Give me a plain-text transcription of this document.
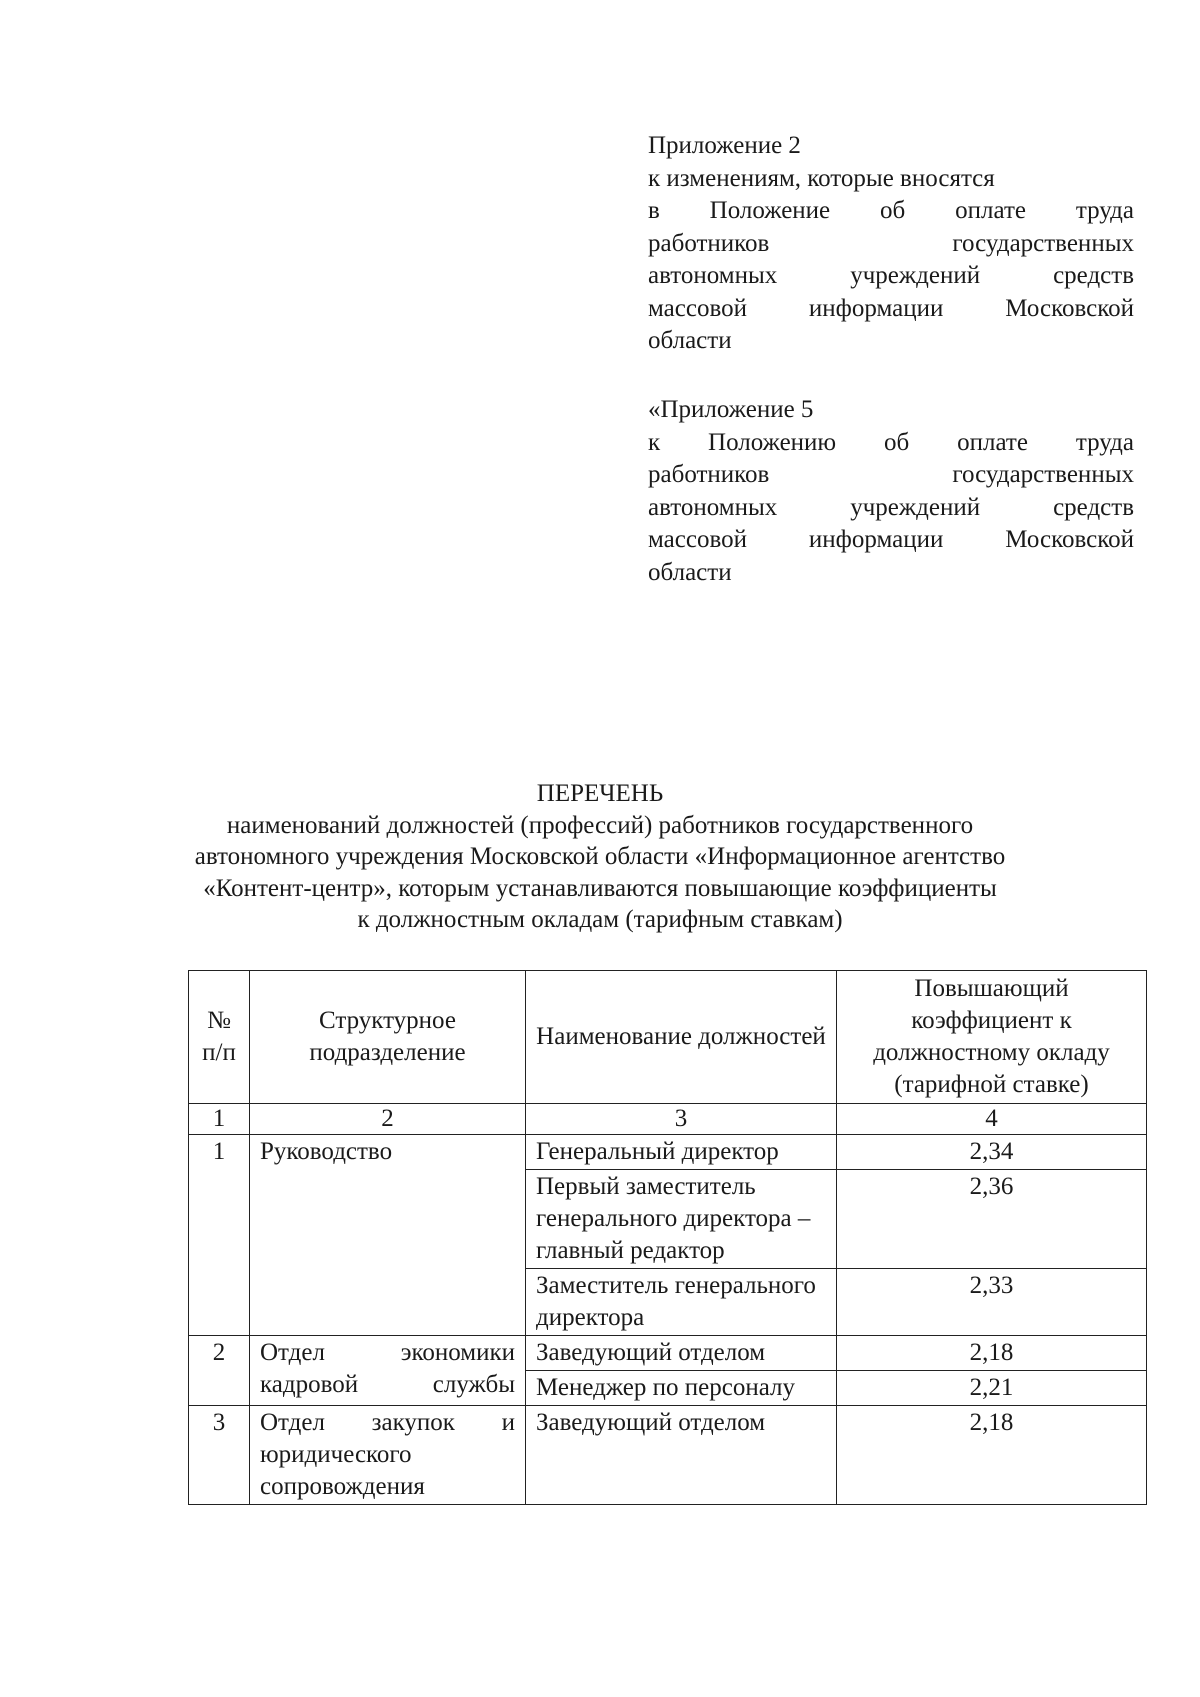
Приложение 2
к изменениям, которые вносятся
в Положение об оплате труда
работников государственных
автономных учреждений средств
массовой информации Московской
области
«Приложение 5
к Положению об оплате труда
работников государственных
автономных учреждений средств
массовой информации Московской
области
ПЕРЕЧЕНЬ
наименований должностей (профессий) работников государственного
автономного учреждения Московской области «Информационное агентство
«Контент-центр», которым устанавливаются повышающие коэффициенты
к должностным окладам (тарифным ставкам)
№ п/п	Структурное подразделение	Наименование должностей	Повышающий коэффициент к должностному окладу (тарифной ставке)
1	2	3	4
1	Руководство	Генеральный директор	2,34
		Первый заместитель генерального директора – главный редактор	2,36
		Заместитель генерального директора	2,33
2	Отдел экономики кадровой службы	Заведующий отделом	2,18
		Менеджер по персоналу	2,21
3	Отдел закупок и юридического сопровождения	Заведующий отделом	2,18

######

== WHAT IS ASKED ==
Check each line of the records for the word "Отдел", and show the lines that contain it.

== TASK RESPONSE ==
2	Отдел экономики кадровой службы	Заведующий отделом	2,18
3	Отдел закупок и юридического сопровождения	Заведующий отделом	2,18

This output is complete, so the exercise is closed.